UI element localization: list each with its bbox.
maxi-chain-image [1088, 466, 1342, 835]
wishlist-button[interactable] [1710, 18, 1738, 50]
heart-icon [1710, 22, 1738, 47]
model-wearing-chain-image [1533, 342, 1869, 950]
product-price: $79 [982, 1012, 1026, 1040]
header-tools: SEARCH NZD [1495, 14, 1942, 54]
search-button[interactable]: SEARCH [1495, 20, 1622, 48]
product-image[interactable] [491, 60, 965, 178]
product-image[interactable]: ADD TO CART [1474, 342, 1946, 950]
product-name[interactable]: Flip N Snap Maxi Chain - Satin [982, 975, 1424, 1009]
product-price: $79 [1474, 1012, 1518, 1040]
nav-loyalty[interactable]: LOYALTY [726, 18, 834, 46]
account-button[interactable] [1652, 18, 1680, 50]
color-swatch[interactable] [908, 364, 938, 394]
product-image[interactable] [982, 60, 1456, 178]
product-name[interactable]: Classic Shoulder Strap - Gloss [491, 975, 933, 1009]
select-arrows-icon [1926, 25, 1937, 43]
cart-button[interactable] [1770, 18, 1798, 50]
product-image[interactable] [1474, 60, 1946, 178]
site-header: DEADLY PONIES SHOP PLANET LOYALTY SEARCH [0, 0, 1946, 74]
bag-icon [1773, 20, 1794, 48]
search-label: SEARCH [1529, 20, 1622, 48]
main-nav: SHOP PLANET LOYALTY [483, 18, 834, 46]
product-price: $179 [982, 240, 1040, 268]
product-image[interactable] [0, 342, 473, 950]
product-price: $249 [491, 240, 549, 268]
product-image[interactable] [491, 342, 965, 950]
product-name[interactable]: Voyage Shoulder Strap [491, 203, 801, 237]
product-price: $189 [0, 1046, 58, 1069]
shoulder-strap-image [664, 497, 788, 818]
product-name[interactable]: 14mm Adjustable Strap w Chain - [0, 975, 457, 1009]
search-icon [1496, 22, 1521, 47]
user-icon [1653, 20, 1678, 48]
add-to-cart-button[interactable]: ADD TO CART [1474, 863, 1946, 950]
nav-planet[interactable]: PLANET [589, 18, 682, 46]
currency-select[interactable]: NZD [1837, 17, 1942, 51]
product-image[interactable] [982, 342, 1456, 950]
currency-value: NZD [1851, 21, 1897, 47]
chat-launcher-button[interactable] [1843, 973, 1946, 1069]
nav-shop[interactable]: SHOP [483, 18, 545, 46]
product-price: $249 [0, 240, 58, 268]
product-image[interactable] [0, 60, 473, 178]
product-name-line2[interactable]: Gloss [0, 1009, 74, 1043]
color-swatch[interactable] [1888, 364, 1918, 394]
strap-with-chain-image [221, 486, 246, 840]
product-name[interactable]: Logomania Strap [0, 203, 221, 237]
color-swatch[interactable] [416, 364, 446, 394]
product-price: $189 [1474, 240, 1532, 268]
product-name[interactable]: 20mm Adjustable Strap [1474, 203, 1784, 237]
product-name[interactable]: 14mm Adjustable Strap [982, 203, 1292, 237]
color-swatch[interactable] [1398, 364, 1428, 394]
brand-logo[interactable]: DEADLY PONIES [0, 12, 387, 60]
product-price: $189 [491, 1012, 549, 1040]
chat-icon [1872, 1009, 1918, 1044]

WHAT IS BEING ASKED
Please copy every item above, line for line, with no changes.

FINISHED TASK
UI element localization: list each with its bbox.
maxi-chain-image [1088, 466, 1342, 835]
wishlist-button[interactable] [1710, 18, 1738, 50]
heart-icon [1710, 22, 1738, 47]
model-wearing-chain-image [1533, 342, 1869, 950]
product-price: $79 [982, 1012, 1026, 1040]
header-tools: SEARCH NZD [1495, 14, 1942, 54]
search-button[interactable]: SEARCH [1495, 20, 1622, 48]
product-image[interactable] [491, 60, 965, 178]
product-image[interactable]: ADD TO CART [1474, 342, 1946, 950]
product-name[interactable]: Flip N Snap Maxi Chain - Satin [982, 975, 1424, 1009]
product-price: $79 [1474, 1012, 1518, 1040]
nav-loyalty[interactable]: LOYALTY [726, 18, 834, 46]
account-button[interactable] [1652, 18, 1680, 50]
color-swatch[interactable] [908, 364, 938, 394]
product-image[interactable] [982, 60, 1456, 178]
product-name[interactable]: Classic Shoulder Strap - Gloss [491, 975, 933, 1009]
select-arrows-icon [1926, 25, 1937, 43]
cart-button[interactable] [1770, 18, 1798, 50]
product-image[interactable] [1474, 60, 1946, 178]
site-header: DEADLY PONIES SHOP PLANET LOYALTY SEARCH [0, 0, 1946, 74]
bag-icon [1773, 20, 1794, 48]
search-label: SEARCH [1529, 20, 1622, 48]
main-nav: SHOP PLANET LOYALTY [483, 18, 834, 46]
product-price: $179 [982, 240, 1040, 268]
product-image[interactable] [0, 342, 473, 950]
product-price: $249 [491, 240, 549, 268]
product-image[interactable] [491, 342, 965, 950]
product-name[interactable]: Voyage Shoulder Strap [491, 203, 801, 237]
product-price: $189 [0, 1046, 58, 1069]
shoulder-strap-image [664, 497, 788, 818]
product-name[interactable]: 14mm Adjustable Strap w Chain - [0, 975, 457, 1009]
search-icon [1496, 22, 1521, 47]
user-icon [1653, 20, 1678, 48]
add-to-cart-button[interactable]: ADD TO CART [1474, 863, 1946, 950]
nav-planet[interactable]: PLANET [589, 18, 682, 46]
currency-select[interactable]: NZD [1837, 17, 1942, 51]
product-image[interactable] [982, 342, 1456, 950]
currency-value: NZD [1851, 21, 1897, 47]
chat-launcher-button[interactable] [1843, 973, 1946, 1069]
nav-shop[interactable]: SHOP [483, 18, 545, 46]
product-price: $249 [0, 240, 58, 268]
product-image[interactable] [0, 60, 473, 178]
product-name-line2[interactable]: Gloss [0, 1009, 74, 1043]
color-swatch[interactable] [1888, 364, 1918, 394]
strap-with-chain-image [221, 486, 246, 840]
product-name[interactable]: Logomania Strap [0, 203, 221, 237]
color-swatch[interactable] [416, 364, 446, 394]
product-price: $189 [1474, 240, 1532, 268]
product-name[interactable]: 20mm Adjustable Strap [1474, 203, 1784, 237]
product-name[interactable]: 14mm Adjustable Strap [982, 203, 1292, 237]
color-swatch[interactable] [1398, 364, 1428, 394]
brand-logo[interactable]: DEADLY PONIES [0, 12, 387, 60]
product-price: $189 [491, 1012, 549, 1040]
chat-icon [1872, 1009, 1918, 1044]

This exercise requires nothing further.